### Aim
Return each entry exactly, omitting nothing.
- - - - - - -
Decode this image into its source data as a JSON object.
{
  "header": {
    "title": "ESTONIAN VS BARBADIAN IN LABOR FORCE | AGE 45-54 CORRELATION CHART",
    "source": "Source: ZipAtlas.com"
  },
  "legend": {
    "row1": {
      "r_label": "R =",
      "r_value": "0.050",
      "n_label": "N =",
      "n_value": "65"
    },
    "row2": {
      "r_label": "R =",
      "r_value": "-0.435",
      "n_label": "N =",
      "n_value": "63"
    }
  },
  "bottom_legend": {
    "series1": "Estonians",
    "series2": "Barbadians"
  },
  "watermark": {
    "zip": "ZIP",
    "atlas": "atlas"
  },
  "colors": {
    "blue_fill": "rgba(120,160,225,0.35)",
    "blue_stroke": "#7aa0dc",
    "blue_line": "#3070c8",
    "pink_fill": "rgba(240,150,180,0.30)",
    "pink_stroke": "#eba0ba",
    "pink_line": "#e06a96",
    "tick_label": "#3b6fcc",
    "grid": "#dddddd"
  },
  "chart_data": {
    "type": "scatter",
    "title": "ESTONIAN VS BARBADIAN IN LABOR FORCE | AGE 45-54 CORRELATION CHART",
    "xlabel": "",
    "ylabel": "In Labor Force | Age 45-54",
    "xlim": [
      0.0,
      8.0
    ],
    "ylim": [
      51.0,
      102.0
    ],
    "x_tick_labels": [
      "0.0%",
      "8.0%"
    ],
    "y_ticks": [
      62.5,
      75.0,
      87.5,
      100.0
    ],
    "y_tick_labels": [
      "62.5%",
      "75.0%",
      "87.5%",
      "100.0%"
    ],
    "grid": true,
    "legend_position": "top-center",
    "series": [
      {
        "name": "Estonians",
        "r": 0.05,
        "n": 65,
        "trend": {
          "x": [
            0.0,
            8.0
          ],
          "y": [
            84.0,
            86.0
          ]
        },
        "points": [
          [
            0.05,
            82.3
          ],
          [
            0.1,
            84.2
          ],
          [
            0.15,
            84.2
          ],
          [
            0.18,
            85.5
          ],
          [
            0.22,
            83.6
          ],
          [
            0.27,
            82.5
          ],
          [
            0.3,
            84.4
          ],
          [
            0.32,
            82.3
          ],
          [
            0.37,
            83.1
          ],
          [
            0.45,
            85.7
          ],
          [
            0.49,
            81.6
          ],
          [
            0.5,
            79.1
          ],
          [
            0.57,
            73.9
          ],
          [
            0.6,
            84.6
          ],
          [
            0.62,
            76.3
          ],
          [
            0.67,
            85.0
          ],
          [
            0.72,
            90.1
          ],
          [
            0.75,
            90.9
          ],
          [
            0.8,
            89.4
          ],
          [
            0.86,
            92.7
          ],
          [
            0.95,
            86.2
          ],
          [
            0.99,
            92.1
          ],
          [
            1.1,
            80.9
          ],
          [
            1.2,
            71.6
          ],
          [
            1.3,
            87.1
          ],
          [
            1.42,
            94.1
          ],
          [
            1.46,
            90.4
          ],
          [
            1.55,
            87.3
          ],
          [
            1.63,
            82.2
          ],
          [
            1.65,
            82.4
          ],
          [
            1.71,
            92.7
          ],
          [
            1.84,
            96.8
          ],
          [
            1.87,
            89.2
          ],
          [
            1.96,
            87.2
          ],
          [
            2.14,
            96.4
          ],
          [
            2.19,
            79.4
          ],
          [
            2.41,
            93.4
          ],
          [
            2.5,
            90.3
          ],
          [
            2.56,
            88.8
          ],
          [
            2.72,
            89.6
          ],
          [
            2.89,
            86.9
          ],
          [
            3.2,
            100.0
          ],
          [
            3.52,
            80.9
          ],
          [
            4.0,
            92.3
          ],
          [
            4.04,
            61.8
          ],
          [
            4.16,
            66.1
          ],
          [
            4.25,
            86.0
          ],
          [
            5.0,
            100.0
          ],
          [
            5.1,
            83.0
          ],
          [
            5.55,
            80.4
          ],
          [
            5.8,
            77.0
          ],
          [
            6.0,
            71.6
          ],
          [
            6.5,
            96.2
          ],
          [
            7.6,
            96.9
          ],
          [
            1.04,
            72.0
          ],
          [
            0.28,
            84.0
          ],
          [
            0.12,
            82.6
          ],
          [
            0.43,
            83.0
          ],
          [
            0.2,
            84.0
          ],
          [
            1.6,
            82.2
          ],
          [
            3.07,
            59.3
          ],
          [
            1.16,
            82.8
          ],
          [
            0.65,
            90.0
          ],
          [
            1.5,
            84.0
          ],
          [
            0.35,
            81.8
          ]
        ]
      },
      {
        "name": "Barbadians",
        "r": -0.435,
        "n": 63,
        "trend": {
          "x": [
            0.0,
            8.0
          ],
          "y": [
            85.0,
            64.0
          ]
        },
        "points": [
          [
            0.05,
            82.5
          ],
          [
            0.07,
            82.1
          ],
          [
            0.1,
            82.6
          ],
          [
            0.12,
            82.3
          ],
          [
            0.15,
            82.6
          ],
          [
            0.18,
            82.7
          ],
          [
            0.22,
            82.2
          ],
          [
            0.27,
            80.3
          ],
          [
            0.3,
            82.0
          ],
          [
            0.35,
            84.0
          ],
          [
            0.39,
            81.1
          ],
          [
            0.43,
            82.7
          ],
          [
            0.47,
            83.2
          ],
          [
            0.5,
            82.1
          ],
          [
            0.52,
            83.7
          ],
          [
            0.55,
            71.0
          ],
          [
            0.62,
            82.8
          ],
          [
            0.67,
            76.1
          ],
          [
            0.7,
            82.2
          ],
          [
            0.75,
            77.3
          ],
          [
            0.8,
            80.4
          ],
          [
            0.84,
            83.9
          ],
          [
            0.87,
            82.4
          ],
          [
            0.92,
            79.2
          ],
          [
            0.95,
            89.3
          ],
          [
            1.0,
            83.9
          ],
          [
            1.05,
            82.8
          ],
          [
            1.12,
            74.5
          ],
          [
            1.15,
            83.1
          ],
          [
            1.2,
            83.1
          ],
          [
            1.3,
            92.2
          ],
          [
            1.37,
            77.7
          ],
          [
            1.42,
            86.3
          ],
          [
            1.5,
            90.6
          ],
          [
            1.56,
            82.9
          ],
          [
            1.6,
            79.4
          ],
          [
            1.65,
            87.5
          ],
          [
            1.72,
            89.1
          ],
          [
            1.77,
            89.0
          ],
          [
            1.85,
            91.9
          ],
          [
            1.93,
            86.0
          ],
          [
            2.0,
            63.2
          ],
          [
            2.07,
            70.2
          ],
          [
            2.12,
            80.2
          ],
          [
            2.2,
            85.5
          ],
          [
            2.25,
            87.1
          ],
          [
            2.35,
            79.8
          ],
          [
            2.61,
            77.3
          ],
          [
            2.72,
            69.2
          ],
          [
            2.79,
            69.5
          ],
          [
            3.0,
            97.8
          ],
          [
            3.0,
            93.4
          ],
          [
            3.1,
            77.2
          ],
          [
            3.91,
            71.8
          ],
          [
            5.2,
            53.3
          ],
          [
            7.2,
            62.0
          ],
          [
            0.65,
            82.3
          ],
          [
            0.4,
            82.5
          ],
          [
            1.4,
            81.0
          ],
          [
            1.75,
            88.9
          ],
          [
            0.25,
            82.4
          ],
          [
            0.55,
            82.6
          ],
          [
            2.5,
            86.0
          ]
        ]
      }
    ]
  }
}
- - - - - - -
### Result for this task
Decode this image into its source data as a JSON object.
{
  "header": {
    "title": "ESTONIAN VS BARBADIAN IN LABOR FORCE | AGE 45-54 CORRELATION CHART",
    "source": "Source: ZipAtlas.com"
  },
  "legend": {
    "row1": {
      "r_label": "R =",
      "r_value": "0.050",
      "n_label": "N =",
      "n_value": "65"
    },
    "row2": {
      "r_label": "R =",
      "r_value": "-0.435",
      "n_label": "N =",
      "n_value": "63"
    }
  },
  "bottom_legend": {
    "series1": "Estonians",
    "series2": "Barbadians"
  },
  "watermark": {
    "zip": "ZIP",
    "atlas": "atlas"
  },
  "colors": {
    "blue_fill": "rgba(120,160,225,0.35)",
    "blue_stroke": "#7aa0dc",
    "blue_line": "#3070c8",
    "pink_fill": "rgba(240,150,180,0.30)",
    "pink_stroke": "#eba0ba",
    "pink_line": "#e06a96",
    "tick_label": "#3b6fcc",
    "grid": "#dddddd"
  },
  "chart_data": {
    "type": "scatter",
    "title": "ESTONIAN VS BARBADIAN IN LABOR FORCE | AGE 45-54 CORRELATION CHART",
    "xlabel": "",
    "ylabel": "In Labor Force | Age 45-54",
    "xlim": [
      0.0,
      8.0
    ],
    "ylim": [
      51.0,
      102.0
    ],
    "x_tick_labels": [
      "0.0%",
      "8.0%"
    ],
    "y_ticks": [
      62.5,
      75.0,
      87.5,
      100.0
    ],
    "y_tick_labels": [
      "62.5%",
      "75.0%",
      "87.5%",
      "100.0%"
    ],
    "grid": true,
    "legend_position": "top-center",
    "series": [
      {
        "name": "Estonians",
        "r": 0.05,
        "n": 65,
        "trend": {
          "x": [
            0.0,
            8.0
          ],
          "y": [
            84.0,
            86.0
          ]
        },
        "points": [
          [
            0.05,
            82.3
          ],
          [
            0.1,
            84.2
          ],
          [
            0.15,
            84.2
          ],
          [
            0.18,
            85.5
          ],
          [
            0.22,
            83.6
          ],
          [
            0.27,
            82.5
          ],
          [
            0.3,
            84.4
          ],
          [
            0.32,
            82.3
          ],
          [
            0.37,
            83.1
          ],
          [
            0.45,
            85.7
          ],
          [
            0.49,
            81.6
          ],
          [
            0.5,
            79.1
          ],
          [
            0.57,
            73.9
          ],
          [
            0.6,
            84.6
          ],
          [
            0.62,
            76.3
          ],
          [
            0.67,
            85.0
          ],
          [
            0.72,
            90.1
          ],
          [
            0.75,
            90.9
          ],
          [
            0.8,
            89.4
          ],
          [
            0.86,
            92.7
          ],
          [
            0.95,
            86.2
          ],
          [
            0.99,
            92.1
          ],
          [
            1.1,
            80.9
          ],
          [
            1.2,
            71.6
          ],
          [
            1.3,
            87.1
          ],
          [
            1.42,
            94.1
          ],
          [
            1.46,
            90.4
          ],
          [
            1.55,
            87.3
          ],
          [
            1.63,
            82.2
          ],
          [
            1.65,
            82.4
          ],
          [
            1.71,
            92.7
          ],
          [
            1.84,
            96.8
          ],
          [
            1.87,
            89.2
          ],
          [
            1.96,
            87.2
          ],
          [
            2.14,
            96.4
          ],
          [
            2.19,
            79.4
          ],
          [
            2.41,
            93.4
          ],
          [
            2.5,
            90.3
          ],
          [
            2.56,
            88.8
          ],
          [
            2.72,
            89.6
          ],
          [
            2.89,
            86.9
          ],
          [
            3.2,
            100.0
          ],
          [
            3.52,
            80.9
          ],
          [
            4.0,
            92.3
          ],
          [
            4.04,
            61.8
          ],
          [
            4.16,
            66.1
          ],
          [
            4.25,
            86.0
          ],
          [
            5.0,
            100.0
          ],
          [
            5.1,
            83.0
          ],
          [
            5.55,
            80.4
          ],
          [
            5.8,
            77.0
          ],
          [
            6.0,
            71.6
          ],
          [
            6.5,
            96.2
          ],
          [
            7.6,
            96.9
          ],
          [
            1.04,
            72.0
          ],
          [
            0.28,
            84.0
          ],
          [
            0.12,
            82.6
          ],
          [
            0.43,
            83.0
          ],
          [
            0.2,
            84.0
          ],
          [
            1.6,
            82.2
          ],
          [
            3.07,
            59.3
          ],
          [
            1.16,
            82.8
          ],
          [
            0.65,
            90.0
          ],
          [
            1.5,
            84.0
          ],
          [
            0.35,
            81.8
          ]
        ]
      },
      {
        "name": "Barbadians",
        "r": -0.435,
        "n": 63,
        "trend": {
          "x": [
            0.0,
            8.0
          ],
          "y": [
            85.0,
            64.0
          ]
        },
        "points": [
          [
            0.05,
            82.5
          ],
          [
            0.07,
            82.1
          ],
          [
            0.1,
            82.6
          ],
          [
            0.12,
            82.3
          ],
          [
            0.15,
            82.6
          ],
          [
            0.18,
            82.7
          ],
          [
            0.22,
            82.2
          ],
          [
            0.27,
            80.3
          ],
          [
            0.3,
            82.0
          ],
          [
            0.35,
            84.0
          ],
          [
            0.39,
            81.1
          ],
          [
            0.43,
            82.7
          ],
          [
            0.47,
            83.2
          ],
          [
            0.5,
            82.1
          ],
          [
            0.52,
            83.7
          ],
          [
            0.55,
            71.0
          ],
          [
            0.62,
            82.8
          ],
          [
            0.67,
            76.1
          ],
          [
            0.7,
            82.2
          ],
          [
            0.75,
            77.3
          ],
          [
            0.8,
            80.4
          ],
          [
            0.84,
            83.9
          ],
          [
            0.87,
            82.4
          ],
          [
            0.92,
            79.2
          ],
          [
            0.95,
            89.3
          ],
          [
            1.0,
            83.9
          ],
          [
            1.05,
            82.8
          ],
          [
            1.12,
            74.5
          ],
          [
            1.15,
            83.1
          ],
          [
            1.2,
            83.1
          ],
          [
            1.3,
            92.2
          ],
          [
            1.37,
            77.7
          ],
          [
            1.42,
            86.3
          ],
          [
            1.5,
            90.6
          ],
          [
            1.56,
            82.9
          ],
          [
            1.6,
            79.4
          ],
          [
            1.65,
            87.5
          ],
          [
            1.72,
            89.1
          ],
          [
            1.77,
            89.0
          ],
          [
            1.85,
            91.9
          ],
          [
            1.93,
            86.0
          ],
          [
            2.0,
            63.2
          ],
          [
            2.07,
            70.2
          ],
          [
            2.12,
            80.2
          ],
          [
            2.2,
            85.5
          ],
          [
            2.25,
            87.1
          ],
          [
            2.35,
            79.8
          ],
          [
            2.61,
            77.3
          ],
          [
            2.72,
            69.2
          ],
          [
            2.79,
            69.5
          ],
          [
            3.0,
            97.8
          ],
          [
            3.0,
            93.4
          ],
          [
            3.1,
            77.2
          ],
          [
            3.91,
            71.8
          ],
          [
            5.2,
            53.3
          ],
          [
            7.2,
            62.0
          ],
          [
            0.65,
            82.3
          ],
          [
            0.4,
            82.5
          ],
          [
            1.4,
            81.0
          ],
          [
            1.75,
            88.9
          ],
          [
            0.25,
            82.4
          ],
          [
            0.55,
            82.6
          ],
          [
            2.5,
            86.0
          ]
        ]
      }
    ]
  }
}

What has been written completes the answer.